▶ _Brief 1_: How many pages long is the book included in the Benny Moré box set description?
▶ _Brief 2_: Pick up the Benny Moré box set description after its last sentence and carry it forward.

-- Start of Extract --

This box set contains 4 CDs with the complete recordings made by Benny Moré with his Banda Gigante (19531960) in chronological order.
This collection also includes a fantastic 124-page book that traces the golden years of El bárbaro del Ritmo from 1953 until his tragic death in 1963. This book contains previously unpublished information about his life as well as an extraordinary collection of photos, many of them published for the first time.
This box set is a must not only for all Cuban music fans, but also for all those who enjoy good, authentic and original music.

-- End of Extract --
-- Start of Dataset content --

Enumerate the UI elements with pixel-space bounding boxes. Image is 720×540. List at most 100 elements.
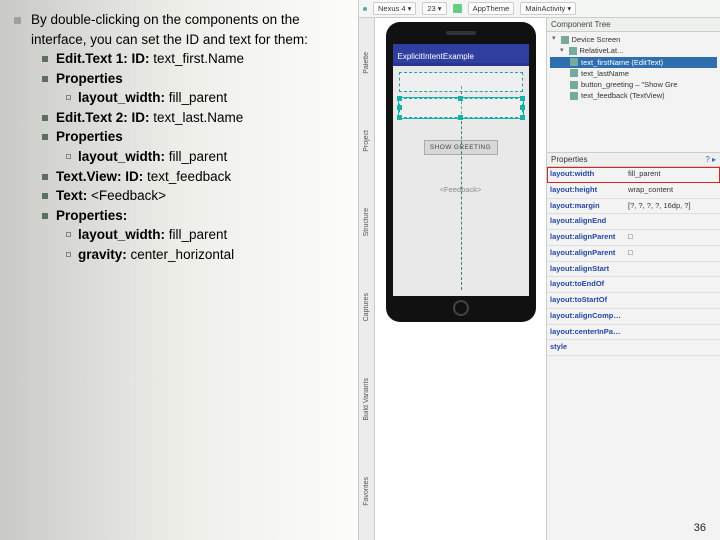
property-key: layout:alignEnd xyxy=(547,214,625,229)
property-row[interactable]: layout:heightwrap_content xyxy=(547,183,720,199)
property-key: layout:alignStart xyxy=(547,262,625,277)
list-item-text: Text: <Feedback> xyxy=(56,186,166,206)
properties-panel: Properties ? ▸ layout:widthfill_parentla… xyxy=(547,152,720,540)
list-item: Text: <Feedback> xyxy=(42,186,358,206)
vtab-structure[interactable]: Structure xyxy=(363,208,370,236)
tree-item-label: text_firstName (EditText) xyxy=(581,57,663,68)
property-row[interactable]: style xyxy=(547,340,720,356)
property-value[interactable] xyxy=(625,262,720,277)
property-row[interactable]: layout:alignStart xyxy=(547,262,720,278)
slide: By double-clicking on the components on … xyxy=(0,0,720,540)
home-button-icon xyxy=(453,300,469,316)
activity-picker[interactable]: MainActivity ▾ xyxy=(520,2,576,15)
list-item: Text.View: ID: text_feedback xyxy=(42,167,358,187)
content-row: By double-clicking on the components on … xyxy=(0,0,720,540)
property-value[interactable]: fill_parent xyxy=(625,167,720,182)
vtab-project[interactable]: Project xyxy=(363,130,370,152)
vtab-favorites[interactable]: Favorites xyxy=(363,477,370,506)
property-value[interactable] xyxy=(625,214,720,229)
property-value[interactable]: wrap_content xyxy=(625,183,720,198)
list-item-text: Text.View: ID: text_feedback xyxy=(56,167,231,187)
properties-help-icon[interactable]: ? ▸ xyxy=(705,155,716,164)
list-item: Properties xyxy=(42,127,358,147)
property-key: layout:toStartOf xyxy=(547,293,625,308)
list-item-text: layout_width: fill_parent xyxy=(78,225,227,245)
property-row[interactable]: layout:alignEnd xyxy=(547,214,720,230)
tree-layout[interactable]: RelativeLat... xyxy=(550,45,717,56)
property-row[interactable]: layout:centerInPa horizontal xyxy=(547,325,720,341)
properties-table: layout:widthfill_parentlayout:heightwrap… xyxy=(547,167,720,540)
square-bullet-icon xyxy=(66,154,71,159)
list-item: layout_width: fill_parent xyxy=(66,88,358,108)
edittext-lastname-selected[interactable] xyxy=(399,98,523,118)
vtab-build-variants[interactable]: Build Variants xyxy=(363,378,370,421)
property-key: layout:alignParent xyxy=(547,246,625,261)
right-panels: Component Tree Device Screen RelativeLat… xyxy=(547,18,720,540)
tree-item[interactable]: text_feedback (TextView) xyxy=(550,90,717,101)
property-value[interactable]: □ xyxy=(625,230,720,245)
tree-item[interactable]: text_firstName (EditText) xyxy=(550,57,717,68)
edittext-firstname[interactable] xyxy=(399,72,523,92)
widget-icon xyxy=(570,92,578,100)
tree-item[interactable]: button_greeting – "Show Gre xyxy=(550,79,717,90)
vtab-captures[interactable]: Captures xyxy=(363,293,370,321)
property-row[interactable]: layout:widthfill_parent xyxy=(547,167,720,183)
property-value[interactable] xyxy=(625,309,720,324)
list-item-text: Properties xyxy=(56,127,123,147)
tree-item-label: button_greeting – "Show Gre xyxy=(581,79,677,90)
property-row[interactable]: layout:margin[?, ?, ?, ?, 16dp, ?] xyxy=(547,199,720,215)
list-item: Edit.Text 2: ID: text_last.Name xyxy=(42,108,358,128)
phone-screen: ExplicitIntentExample SHOW GR xyxy=(393,44,529,296)
property-row[interactable]: layout:toStartOf xyxy=(547,293,720,309)
android-studio-screenshot: Nexus 4 ▾ 23 ▾ AppTheme MainActivity ▾ P… xyxy=(358,0,720,540)
property-value[interactable]: [?, ?, ?, ?, 16dp, ?] xyxy=(625,199,720,214)
property-value[interactable] xyxy=(625,325,720,340)
property-key: style xyxy=(547,340,625,355)
square-bullet-icon xyxy=(66,95,71,100)
square-bullet-icon xyxy=(42,174,48,180)
property-value[interactable]: □ xyxy=(625,246,720,261)
property-value[interactable] xyxy=(625,277,720,292)
property-key: layout:height xyxy=(547,183,625,198)
properties-header: Properties ? ▸ xyxy=(547,152,720,167)
square-bullet-icon xyxy=(42,193,48,199)
intro-bullet: By double-clicking on the components on … xyxy=(14,10,358,49)
list-item: Edit.Text 1: ID: text_first.Name xyxy=(42,49,358,69)
list-item: layout_width: fill_parent xyxy=(66,225,358,245)
vtab-palette[interactable]: Palette xyxy=(363,52,370,74)
property-key: layout:toEndOf xyxy=(547,277,625,292)
dot-icon xyxy=(363,7,367,11)
theme-picker[interactable]: AppTheme xyxy=(468,2,515,15)
screen-body: SHOW GREETING <Feedback> xyxy=(393,66,529,296)
list-item: Properties: xyxy=(42,206,358,226)
device-picker[interactable]: Nexus 4 ▾ xyxy=(373,2,416,15)
left-tool-tabs: Palette Project Structure Captures Build… xyxy=(359,18,375,540)
widget-icon xyxy=(570,69,578,77)
square-bullet-icon xyxy=(42,213,48,219)
app-title: ExplicitIntentExample xyxy=(398,52,474,61)
page-number: 36 xyxy=(694,522,706,534)
api-picker[interactable]: 23 ▾ xyxy=(422,2,446,15)
square-bullet-icon xyxy=(42,115,48,121)
property-row[interactable]: layout:toEndOf xyxy=(547,277,720,293)
list-item-text: Edit.Text 2: ID: text_last.Name xyxy=(56,108,243,128)
component-tree-header: Component Tree xyxy=(547,18,720,32)
property-key: layout:alignParent xyxy=(547,230,625,245)
tree-item[interactable]: text_lastName xyxy=(550,68,717,79)
tree-root[interactable]: Device Screen xyxy=(550,34,717,45)
designer-toolbar: Nexus 4 ▾ 23 ▾ AppTheme MainActivity ▾ xyxy=(359,0,720,18)
speaker-icon xyxy=(446,31,476,35)
square-bullet-icon xyxy=(66,252,71,257)
list-item-text: gravity: center_horizontal xyxy=(78,245,234,265)
property-row[interactable]: layout:alignComp [ ] xyxy=(547,309,720,325)
property-row[interactable]: layout:alignParent□ xyxy=(547,230,720,246)
property-key: layout:alignComp [ ] xyxy=(547,309,625,324)
layout-icon xyxy=(569,47,577,55)
list-item-text: Properties: xyxy=(56,206,127,226)
widget-icon xyxy=(570,81,578,89)
property-value[interactable] xyxy=(625,293,720,308)
property-row[interactable]: layout:alignParent□ xyxy=(547,246,720,262)
property-value[interactable] xyxy=(625,340,720,355)
tree-item-label: text_feedback (TextView) xyxy=(581,90,665,101)
list-item: layout_width: fill_parent xyxy=(66,147,358,167)
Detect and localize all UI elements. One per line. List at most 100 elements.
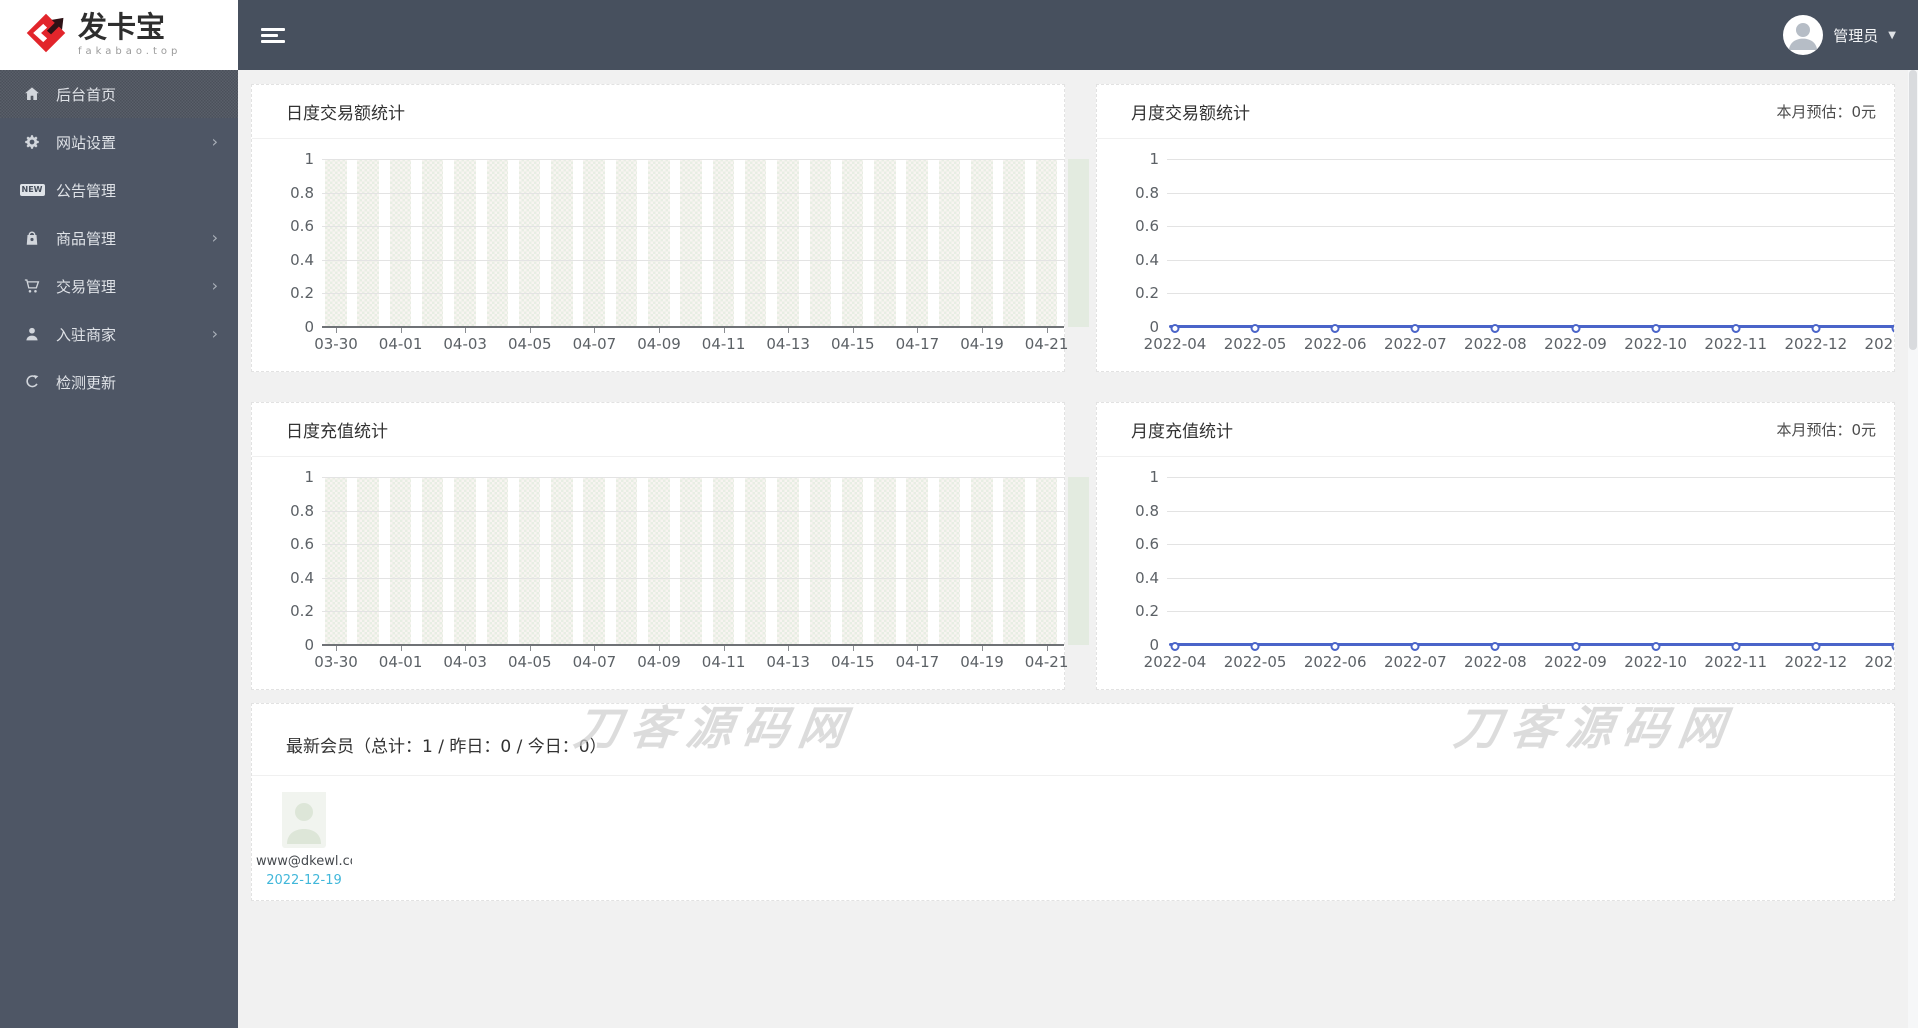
bar	[874, 477, 896, 645]
x-tick-label: 04-05	[508, 335, 552, 353]
sidebar-item-3[interactable]: NEW 公告管理	[0, 166, 238, 214]
x-tick-label: 04-13	[766, 335, 810, 353]
bar	[583, 477, 605, 645]
x-axis-tick	[336, 646, 337, 651]
x-axis-tick	[465, 328, 467, 333]
x-axis-line	[322, 326, 1064, 328]
x-axis-tick	[852, 646, 854, 651]
x-tick-label: 2022-10	[1624, 653, 1687, 671]
x-axis-tick	[982, 646, 983, 651]
bar	[1003, 159, 1025, 327]
gridline	[1167, 510, 1894, 512]
brand-logo-icon	[24, 11, 68, 59]
scrollbar-thumb[interactable]	[1909, 70, 1917, 350]
page-scrollbar[interactable]	[1908, 70, 1918, 1028]
x-tick-label: 04-15	[831, 653, 875, 671]
sidebar-item-6[interactable]: 入驻商家 ›	[0, 310, 238, 358]
x-axis-tick	[1046, 646, 1048, 651]
gridline	[1167, 192, 1894, 194]
sidebar-item-2[interactable]: 网站设置 ›	[0, 118, 238, 166]
data-point-marker	[1811, 642, 1821, 651]
bar	[357, 159, 379, 327]
bar	[389, 159, 412, 327]
gridline	[1167, 226, 1894, 228]
x-tick-label: 2022-07	[1383, 335, 1447, 353]
sidebar-item-7[interactable]: 检测更新	[0, 358, 238, 406]
data-point-marker	[1651, 324, 1661, 333]
brand-text: 发卡宝 fakabao.top	[78, 13, 181, 58]
gridline	[322, 544, 1064, 546]
bar	[971, 477, 993, 645]
panel-title: 月度充值统计	[1131, 422, 1233, 442]
bar	[906, 159, 928, 327]
x-tick-label: 04-11	[701, 335, 746, 353]
bar	[583, 159, 605, 327]
gridline	[322, 159, 1064, 160]
x-axis-tick	[1046, 328, 1048, 333]
y-tick-label: 0.8	[290, 183, 314, 202]
x-tick-label: 03-30	[314, 335, 358, 353]
x-axis-tick	[788, 328, 790, 333]
bar	[680, 159, 702, 327]
zero-value-line	[1169, 643, 1894, 646]
x-tick-label: 2022-05	[1223, 653, 1287, 671]
y-tick-label: 1	[1149, 150, 1159, 168]
user-menu[interactable]: 管理员 ▼	[1783, 15, 1896, 55]
bar	[1003, 477, 1025, 645]
bar	[712, 477, 735, 645]
panel-monthly-recharge: 月度充值统计 本月预估：0元 0 0.2 0.4 0.6 0.8 1 2022-04 2022…	[1096, 402, 1895, 690]
brand-logo[interactable]: 发卡宝 fakabao.top	[0, 0, 238, 70]
monthly-trade-chart: 0 0.2 0.4 0.6 0.8 1 2022-04 2022-05 2022-06 2022-…	[1097, 151, 1894, 353]
y-tick-label: 0.8	[1135, 501, 1159, 520]
menu-toggle-icon[interactable]	[255, 19, 291, 52]
chevron-right-icon: ›	[211, 324, 218, 343]
x-tick-label: 04-03	[443, 653, 487, 671]
sidebar-item-label: 交易管理	[56, 277, 117, 296]
y-tick-label: 0.4	[1135, 250, 1159, 269]
sidebar-item-4[interactable]: 商品管理 ›	[0, 214, 238, 262]
x-tick-label: 2023-01	[1864, 653, 1894, 671]
x-axis-tick	[852, 328, 854, 333]
panel-title: 日度交易额统计	[286, 104, 405, 124]
y-tick-label: 0.2	[290, 284, 314, 303]
gridline	[322, 192, 1064, 194]
charts-row-2: 日度充值统计 0 0.2 0.4 0.6 0.8 1 03-30 04-01 04-03 04-0…	[251, 402, 1895, 690]
x-axis-tick	[917, 646, 919, 651]
x-tick-label: 03-30	[314, 653, 358, 671]
x-axis-tick	[659, 328, 660, 333]
zero-value-line	[1169, 325, 1894, 328]
bar	[874, 159, 896, 327]
bar	[648, 477, 670, 645]
x-tick-label: 2022-06	[1303, 653, 1367, 671]
gridline	[1167, 159, 1894, 160]
bar	[1067, 477, 1090, 645]
x-axis-tick	[529, 646, 531, 651]
sidebar-item-label: 商品管理	[56, 229, 117, 248]
bar	[325, 477, 347, 645]
x-tick-label: 04-01	[378, 653, 423, 671]
sidebar-item-5[interactable]: 交易管理 ›	[0, 262, 238, 310]
x-tick-label: 04-13	[766, 653, 810, 671]
sidebar-item-1[interactable]: 后台首页	[0, 70, 238, 118]
panel-title: 最新会员（总计：1 / 昨日：0 / 今日：0）	[286, 737, 607, 757]
data-point-marker	[1651, 642, 1661, 651]
y-tick-label: 0.8	[290, 501, 314, 520]
data-point-marker	[1170, 324, 1180, 333]
x-tick-label: 2022-12	[1784, 653, 1848, 671]
bar	[454, 159, 476, 327]
y-tick-label: 0	[304, 318, 314, 336]
sidebar-item-label: 公告管理	[56, 181, 117, 200]
bar	[1067, 159, 1090, 327]
bar	[680, 477, 702, 645]
y-tick-label: 0	[304, 636, 314, 654]
month-estimate: 本月预估：0元	[1776, 103, 1876, 121]
x-tick-label: 04-03	[443, 335, 487, 353]
y-tick-label: 1	[1149, 468, 1159, 486]
bar	[551, 477, 573, 645]
bar	[389, 477, 412, 645]
x-axis-tick	[723, 328, 725, 333]
bar	[648, 159, 670, 327]
member-item[interactable]: www@dkewl.com 2022-12-19	[256, 792, 352, 888]
chevron-right-icon: ›	[211, 132, 218, 151]
data-point-marker	[1891, 324, 1894, 333]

-- End of Dataset content --

▶ _Exercise answer 1_: 124 pages

▶ _Exercise answer 2_:
"Just like the title says, this brick of a four CD box set, all 89 songs and 124 pages of it, completes the most achieved part of More's recording career, the part that changed the music of the world. And it does it in style. Starting in 1953, with More's first recordings in Cuba under his own name for RCA it goes through his last recordings for the same company a bit before his death of cirrhosis of the liver a decade later. And what a sound he produced during those seven years: a meeting of the big orchestra sound of American jazz with his own liquid tenor and Afro-Cuban percussion. In More, there's a mixture of more than styles, there's a bringing together of centuries, the urban modernism of the bolero singer with the attack and percussive singing of a rumbero. And what he achieved became the pattern for the future. To drift through the box set is a form of musical archeology, as much of what he did during his improvisations became common practice in Cuban music and also in the music of Puerto Rico and New York. There other clues scattered around as well: of the connection Cuba and Mexico had culturally before the revolution; More sings boleros with the Mexican Pedro Flores.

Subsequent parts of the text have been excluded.